** begin EXTRACTED MATERIAL **

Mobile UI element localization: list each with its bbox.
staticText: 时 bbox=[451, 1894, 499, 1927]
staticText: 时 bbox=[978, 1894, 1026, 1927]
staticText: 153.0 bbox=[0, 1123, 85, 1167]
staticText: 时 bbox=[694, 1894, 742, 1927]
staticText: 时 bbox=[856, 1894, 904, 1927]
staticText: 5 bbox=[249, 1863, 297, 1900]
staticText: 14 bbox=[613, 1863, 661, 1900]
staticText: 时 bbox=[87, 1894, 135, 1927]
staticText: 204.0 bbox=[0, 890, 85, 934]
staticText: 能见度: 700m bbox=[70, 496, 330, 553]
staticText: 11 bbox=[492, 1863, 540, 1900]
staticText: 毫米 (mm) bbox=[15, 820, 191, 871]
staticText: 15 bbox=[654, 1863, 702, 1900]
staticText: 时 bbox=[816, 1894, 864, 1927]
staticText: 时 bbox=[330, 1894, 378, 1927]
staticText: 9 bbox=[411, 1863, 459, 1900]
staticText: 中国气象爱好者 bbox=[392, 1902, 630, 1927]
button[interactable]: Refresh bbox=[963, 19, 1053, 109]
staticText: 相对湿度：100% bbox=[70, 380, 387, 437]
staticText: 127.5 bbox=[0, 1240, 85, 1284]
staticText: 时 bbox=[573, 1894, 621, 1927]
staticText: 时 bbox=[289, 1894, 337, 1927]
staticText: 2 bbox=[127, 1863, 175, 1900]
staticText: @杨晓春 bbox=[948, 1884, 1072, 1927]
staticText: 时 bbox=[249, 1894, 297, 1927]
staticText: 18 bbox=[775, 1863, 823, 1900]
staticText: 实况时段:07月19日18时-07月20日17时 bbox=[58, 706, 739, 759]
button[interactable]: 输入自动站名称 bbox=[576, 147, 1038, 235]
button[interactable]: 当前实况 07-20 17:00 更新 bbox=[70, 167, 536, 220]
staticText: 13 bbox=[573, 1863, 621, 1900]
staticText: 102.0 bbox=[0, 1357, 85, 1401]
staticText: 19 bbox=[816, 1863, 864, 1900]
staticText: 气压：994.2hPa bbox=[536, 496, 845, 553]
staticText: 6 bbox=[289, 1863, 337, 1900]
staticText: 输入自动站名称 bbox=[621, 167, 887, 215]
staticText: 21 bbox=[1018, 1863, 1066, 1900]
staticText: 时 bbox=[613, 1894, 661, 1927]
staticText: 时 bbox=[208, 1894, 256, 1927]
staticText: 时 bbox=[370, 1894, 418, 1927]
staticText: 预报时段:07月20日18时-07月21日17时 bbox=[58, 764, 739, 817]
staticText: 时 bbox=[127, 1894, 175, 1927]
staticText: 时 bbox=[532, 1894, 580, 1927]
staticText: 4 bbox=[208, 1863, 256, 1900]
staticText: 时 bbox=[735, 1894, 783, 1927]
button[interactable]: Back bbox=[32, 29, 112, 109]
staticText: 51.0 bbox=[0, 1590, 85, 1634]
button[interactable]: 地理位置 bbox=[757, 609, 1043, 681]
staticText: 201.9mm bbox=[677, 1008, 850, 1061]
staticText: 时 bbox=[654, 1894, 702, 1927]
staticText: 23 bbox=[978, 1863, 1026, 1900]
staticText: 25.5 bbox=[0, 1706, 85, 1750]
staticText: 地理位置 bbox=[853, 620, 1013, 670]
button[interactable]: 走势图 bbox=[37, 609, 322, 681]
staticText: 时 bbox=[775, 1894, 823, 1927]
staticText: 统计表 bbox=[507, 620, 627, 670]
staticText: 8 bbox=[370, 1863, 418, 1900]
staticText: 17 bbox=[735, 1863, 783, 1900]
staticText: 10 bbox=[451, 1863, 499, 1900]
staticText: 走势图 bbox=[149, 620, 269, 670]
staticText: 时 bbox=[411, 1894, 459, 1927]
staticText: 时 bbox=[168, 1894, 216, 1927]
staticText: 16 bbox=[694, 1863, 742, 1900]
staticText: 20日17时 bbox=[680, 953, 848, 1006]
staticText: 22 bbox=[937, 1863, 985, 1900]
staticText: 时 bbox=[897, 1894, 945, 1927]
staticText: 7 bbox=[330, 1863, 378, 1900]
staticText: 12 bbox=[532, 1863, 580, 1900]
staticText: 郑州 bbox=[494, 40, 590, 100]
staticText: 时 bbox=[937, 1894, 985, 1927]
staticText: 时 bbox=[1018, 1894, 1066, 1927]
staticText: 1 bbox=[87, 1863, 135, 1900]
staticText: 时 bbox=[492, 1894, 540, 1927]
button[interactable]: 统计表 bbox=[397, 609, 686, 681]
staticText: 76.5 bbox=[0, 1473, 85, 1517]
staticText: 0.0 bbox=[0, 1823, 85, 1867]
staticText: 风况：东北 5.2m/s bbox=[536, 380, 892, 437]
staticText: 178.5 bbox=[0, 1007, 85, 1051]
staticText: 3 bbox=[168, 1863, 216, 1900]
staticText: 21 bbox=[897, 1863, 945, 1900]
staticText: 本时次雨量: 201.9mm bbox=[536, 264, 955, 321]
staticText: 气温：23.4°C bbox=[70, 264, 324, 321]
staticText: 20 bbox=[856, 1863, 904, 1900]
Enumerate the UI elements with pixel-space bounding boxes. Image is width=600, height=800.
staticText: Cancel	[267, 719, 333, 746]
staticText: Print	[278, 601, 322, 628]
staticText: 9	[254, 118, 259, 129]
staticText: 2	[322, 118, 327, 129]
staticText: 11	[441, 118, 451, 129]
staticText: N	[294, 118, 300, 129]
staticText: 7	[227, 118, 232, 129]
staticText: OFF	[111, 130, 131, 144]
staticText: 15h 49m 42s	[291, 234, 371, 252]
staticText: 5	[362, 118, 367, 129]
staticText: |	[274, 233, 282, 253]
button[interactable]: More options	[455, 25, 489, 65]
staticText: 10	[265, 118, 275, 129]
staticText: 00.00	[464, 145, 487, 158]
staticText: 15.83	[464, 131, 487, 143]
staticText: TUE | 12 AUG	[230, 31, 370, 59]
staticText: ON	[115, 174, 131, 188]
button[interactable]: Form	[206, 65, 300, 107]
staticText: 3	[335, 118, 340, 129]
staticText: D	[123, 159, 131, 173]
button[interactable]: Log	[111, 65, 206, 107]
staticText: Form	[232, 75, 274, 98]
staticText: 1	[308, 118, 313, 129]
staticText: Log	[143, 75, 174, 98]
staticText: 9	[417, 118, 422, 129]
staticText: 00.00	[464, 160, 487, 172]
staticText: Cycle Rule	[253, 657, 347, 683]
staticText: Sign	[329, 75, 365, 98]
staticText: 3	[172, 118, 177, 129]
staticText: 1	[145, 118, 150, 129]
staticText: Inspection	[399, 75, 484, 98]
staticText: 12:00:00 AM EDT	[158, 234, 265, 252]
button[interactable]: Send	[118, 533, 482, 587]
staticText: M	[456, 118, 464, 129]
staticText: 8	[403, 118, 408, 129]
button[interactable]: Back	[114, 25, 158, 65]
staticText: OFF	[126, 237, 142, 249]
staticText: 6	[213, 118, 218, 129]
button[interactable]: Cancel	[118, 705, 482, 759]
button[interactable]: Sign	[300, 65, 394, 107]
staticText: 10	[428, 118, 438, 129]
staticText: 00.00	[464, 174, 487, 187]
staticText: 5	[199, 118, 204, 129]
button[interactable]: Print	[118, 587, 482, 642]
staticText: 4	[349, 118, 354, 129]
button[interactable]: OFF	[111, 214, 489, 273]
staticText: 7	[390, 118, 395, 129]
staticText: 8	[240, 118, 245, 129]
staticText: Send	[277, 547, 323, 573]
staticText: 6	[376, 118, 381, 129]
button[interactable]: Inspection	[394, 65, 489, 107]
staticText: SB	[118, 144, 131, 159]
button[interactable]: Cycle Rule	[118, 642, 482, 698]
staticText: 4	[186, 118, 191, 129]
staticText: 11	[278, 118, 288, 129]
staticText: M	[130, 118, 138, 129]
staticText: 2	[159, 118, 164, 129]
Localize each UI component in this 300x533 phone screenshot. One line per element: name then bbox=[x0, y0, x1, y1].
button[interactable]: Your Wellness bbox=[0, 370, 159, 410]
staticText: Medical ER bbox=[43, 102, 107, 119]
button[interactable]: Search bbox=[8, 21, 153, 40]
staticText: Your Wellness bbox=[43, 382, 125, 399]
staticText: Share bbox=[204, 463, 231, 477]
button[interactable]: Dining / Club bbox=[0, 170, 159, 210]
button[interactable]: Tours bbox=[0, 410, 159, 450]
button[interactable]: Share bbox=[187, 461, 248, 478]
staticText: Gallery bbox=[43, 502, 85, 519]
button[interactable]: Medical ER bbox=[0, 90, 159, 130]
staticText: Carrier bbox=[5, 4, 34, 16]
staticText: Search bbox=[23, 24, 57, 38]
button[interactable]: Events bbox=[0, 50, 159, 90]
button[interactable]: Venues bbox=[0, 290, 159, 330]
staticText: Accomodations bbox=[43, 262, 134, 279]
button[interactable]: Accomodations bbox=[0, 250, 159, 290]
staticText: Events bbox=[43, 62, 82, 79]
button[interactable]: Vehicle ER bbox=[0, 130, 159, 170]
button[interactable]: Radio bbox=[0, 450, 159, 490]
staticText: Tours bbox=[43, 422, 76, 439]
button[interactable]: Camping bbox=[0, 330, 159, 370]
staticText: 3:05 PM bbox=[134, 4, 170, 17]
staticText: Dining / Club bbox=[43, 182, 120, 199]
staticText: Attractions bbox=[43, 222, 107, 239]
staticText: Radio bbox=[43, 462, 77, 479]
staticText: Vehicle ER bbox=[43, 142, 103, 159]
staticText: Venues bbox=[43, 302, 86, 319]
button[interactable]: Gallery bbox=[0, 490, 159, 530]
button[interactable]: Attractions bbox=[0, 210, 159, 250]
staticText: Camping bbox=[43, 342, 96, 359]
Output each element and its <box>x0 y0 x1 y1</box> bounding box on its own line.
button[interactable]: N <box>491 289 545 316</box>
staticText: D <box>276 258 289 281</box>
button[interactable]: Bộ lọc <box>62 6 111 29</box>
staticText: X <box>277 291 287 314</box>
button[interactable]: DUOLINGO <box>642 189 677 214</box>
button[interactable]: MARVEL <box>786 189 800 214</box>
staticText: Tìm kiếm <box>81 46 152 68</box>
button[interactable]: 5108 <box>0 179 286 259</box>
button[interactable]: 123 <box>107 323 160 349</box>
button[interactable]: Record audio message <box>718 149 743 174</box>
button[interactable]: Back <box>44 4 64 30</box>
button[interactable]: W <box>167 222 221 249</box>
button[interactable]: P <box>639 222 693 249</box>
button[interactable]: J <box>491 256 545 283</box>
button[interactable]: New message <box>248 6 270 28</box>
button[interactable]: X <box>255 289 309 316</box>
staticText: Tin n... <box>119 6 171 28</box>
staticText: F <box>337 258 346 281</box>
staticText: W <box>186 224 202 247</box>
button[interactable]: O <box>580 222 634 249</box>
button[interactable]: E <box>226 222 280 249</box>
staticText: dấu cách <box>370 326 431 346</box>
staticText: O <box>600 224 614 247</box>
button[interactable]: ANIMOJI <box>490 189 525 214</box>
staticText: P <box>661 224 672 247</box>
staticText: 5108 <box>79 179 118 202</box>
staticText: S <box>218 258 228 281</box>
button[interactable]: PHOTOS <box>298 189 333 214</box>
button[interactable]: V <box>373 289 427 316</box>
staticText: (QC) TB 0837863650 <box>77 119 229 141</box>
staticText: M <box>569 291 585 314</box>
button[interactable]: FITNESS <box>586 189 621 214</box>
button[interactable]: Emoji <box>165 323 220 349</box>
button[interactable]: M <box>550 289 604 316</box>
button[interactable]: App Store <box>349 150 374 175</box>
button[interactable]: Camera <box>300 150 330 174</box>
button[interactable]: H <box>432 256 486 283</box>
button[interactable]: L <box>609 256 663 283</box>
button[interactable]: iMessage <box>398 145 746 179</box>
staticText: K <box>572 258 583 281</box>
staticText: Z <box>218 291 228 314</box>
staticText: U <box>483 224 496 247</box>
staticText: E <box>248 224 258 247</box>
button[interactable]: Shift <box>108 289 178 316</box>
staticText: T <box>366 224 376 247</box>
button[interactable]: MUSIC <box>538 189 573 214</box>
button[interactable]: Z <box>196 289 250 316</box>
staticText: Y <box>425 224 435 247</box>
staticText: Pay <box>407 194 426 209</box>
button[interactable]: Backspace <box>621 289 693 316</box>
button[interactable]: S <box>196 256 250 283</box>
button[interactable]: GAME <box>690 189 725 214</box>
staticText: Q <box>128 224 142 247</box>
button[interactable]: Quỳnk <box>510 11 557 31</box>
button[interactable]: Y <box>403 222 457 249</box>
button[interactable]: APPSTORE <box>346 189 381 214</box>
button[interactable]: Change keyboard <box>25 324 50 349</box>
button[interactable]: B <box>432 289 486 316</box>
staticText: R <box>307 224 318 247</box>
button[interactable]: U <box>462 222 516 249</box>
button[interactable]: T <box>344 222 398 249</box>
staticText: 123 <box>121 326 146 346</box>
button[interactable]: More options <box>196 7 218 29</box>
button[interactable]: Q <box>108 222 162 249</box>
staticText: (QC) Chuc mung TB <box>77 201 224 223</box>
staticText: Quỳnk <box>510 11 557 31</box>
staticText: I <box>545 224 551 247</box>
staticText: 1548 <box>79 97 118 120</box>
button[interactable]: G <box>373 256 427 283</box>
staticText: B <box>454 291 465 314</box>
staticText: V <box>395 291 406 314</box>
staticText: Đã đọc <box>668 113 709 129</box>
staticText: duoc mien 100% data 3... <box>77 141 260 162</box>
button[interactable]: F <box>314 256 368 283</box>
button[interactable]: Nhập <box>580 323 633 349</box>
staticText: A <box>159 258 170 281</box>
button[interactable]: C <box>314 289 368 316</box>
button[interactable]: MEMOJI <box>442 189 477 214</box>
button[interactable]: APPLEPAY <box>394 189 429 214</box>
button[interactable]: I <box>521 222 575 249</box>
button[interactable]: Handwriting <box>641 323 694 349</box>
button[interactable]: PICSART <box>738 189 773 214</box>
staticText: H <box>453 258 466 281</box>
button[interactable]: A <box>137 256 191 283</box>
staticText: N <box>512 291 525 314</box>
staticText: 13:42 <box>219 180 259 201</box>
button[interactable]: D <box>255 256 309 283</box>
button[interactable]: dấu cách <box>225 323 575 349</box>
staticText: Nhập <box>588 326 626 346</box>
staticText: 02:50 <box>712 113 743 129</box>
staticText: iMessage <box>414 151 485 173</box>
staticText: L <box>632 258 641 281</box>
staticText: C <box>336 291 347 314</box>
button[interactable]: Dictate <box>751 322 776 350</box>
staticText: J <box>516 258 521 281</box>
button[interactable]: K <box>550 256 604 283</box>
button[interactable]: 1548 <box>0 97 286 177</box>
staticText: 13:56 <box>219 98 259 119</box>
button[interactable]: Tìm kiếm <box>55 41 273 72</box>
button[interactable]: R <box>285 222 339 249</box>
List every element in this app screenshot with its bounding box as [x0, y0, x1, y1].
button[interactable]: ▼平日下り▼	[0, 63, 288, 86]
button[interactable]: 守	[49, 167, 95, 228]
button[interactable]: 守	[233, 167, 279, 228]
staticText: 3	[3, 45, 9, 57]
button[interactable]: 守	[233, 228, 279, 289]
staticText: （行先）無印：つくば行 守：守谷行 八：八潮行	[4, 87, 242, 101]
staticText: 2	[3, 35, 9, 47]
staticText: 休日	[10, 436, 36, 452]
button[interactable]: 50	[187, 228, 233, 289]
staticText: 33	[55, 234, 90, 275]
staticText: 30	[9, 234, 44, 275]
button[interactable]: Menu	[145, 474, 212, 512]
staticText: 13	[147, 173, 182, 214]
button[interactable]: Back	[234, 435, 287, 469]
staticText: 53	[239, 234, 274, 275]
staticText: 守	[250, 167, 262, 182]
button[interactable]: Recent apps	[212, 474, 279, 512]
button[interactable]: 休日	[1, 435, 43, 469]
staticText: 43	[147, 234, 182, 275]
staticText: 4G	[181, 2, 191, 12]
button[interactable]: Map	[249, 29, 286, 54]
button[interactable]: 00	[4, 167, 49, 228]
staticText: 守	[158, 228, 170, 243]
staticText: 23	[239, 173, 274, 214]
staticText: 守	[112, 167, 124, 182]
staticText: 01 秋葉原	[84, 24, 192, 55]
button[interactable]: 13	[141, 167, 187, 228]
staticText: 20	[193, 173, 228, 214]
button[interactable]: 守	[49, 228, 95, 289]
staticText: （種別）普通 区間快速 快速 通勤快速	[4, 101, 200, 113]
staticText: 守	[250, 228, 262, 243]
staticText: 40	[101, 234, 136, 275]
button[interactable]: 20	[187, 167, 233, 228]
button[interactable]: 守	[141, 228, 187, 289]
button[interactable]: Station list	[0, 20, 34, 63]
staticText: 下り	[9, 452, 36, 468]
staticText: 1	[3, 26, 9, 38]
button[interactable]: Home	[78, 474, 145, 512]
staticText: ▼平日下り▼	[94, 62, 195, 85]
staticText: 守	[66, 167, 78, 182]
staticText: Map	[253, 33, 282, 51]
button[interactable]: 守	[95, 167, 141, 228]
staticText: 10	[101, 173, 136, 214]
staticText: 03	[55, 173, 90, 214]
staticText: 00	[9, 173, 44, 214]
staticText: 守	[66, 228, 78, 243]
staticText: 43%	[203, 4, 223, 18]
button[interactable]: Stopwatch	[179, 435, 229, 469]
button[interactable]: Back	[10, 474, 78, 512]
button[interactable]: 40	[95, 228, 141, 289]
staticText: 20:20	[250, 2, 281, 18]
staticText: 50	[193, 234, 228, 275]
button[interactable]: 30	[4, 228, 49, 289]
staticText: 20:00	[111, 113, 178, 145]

** end EXTRACTED MATERIAL **

Starting at the beginning of the entries and ending at the line with "staticText: 102.0 bbox=[0, 1357, 85, 1401]", write those lines out again, changing "Refresh" to "Reload" and leaving everything else unchanged.

— FULL ANSWER —
Mobile UI element localization: list each with its bbox.
staticText: 时 bbox=[451, 1894, 499, 1927]
staticText: 时 bbox=[978, 1894, 1026, 1927]
staticText: 153.0 bbox=[0, 1123, 85, 1167]
staticText: 时 bbox=[694, 1894, 742, 1927]
staticText: 时 bbox=[856, 1894, 904, 1927]
staticText: 5 bbox=[249, 1863, 297, 1900]
staticText: 14 bbox=[613, 1863, 661, 1900]
staticText: 时 bbox=[87, 1894, 135, 1927]
staticText: 204.0 bbox=[0, 890, 85, 934]
staticText: 能见度: 700m bbox=[70, 496, 330, 553]
staticText: 11 bbox=[492, 1863, 540, 1900]
staticText: 毫米 (mm) bbox=[15, 820, 191, 871]
staticText: 15 bbox=[654, 1863, 702, 1900]
staticText: 时 bbox=[816, 1894, 864, 1927]
staticText: 时 bbox=[330, 1894, 378, 1927]
staticText: 9 bbox=[411, 1863, 459, 1900]
staticText: 中国气象爱好者 bbox=[392, 1902, 630, 1927]
button[interactable]: Reload bbox=[963, 19, 1053, 109]
staticText: 相对湿度：100% bbox=[70, 380, 387, 437]
staticText: 127.5 bbox=[0, 1240, 85, 1284]
staticText: 时 bbox=[573, 1894, 621, 1927]
staticText: 时 bbox=[289, 1894, 337, 1927]
staticText: 2 bbox=[127, 1863, 175, 1900]
staticText: @杨晓春 bbox=[948, 1884, 1072, 1927]
staticText: 时 bbox=[249, 1894, 297, 1927]
staticText: 18 bbox=[775, 1863, 823, 1900]
staticText: 实况时段:07月19日18时-07月20日17时 bbox=[58, 706, 739, 759]
button[interactable]: 输入自动站名称 bbox=[576, 147, 1038, 235]
button[interactable]: 当前实况 07-20 17:00 更新 bbox=[70, 167, 536, 220]
staticText: 13 bbox=[573, 1863, 621, 1900]
staticText: 102.0 bbox=[0, 1357, 85, 1401]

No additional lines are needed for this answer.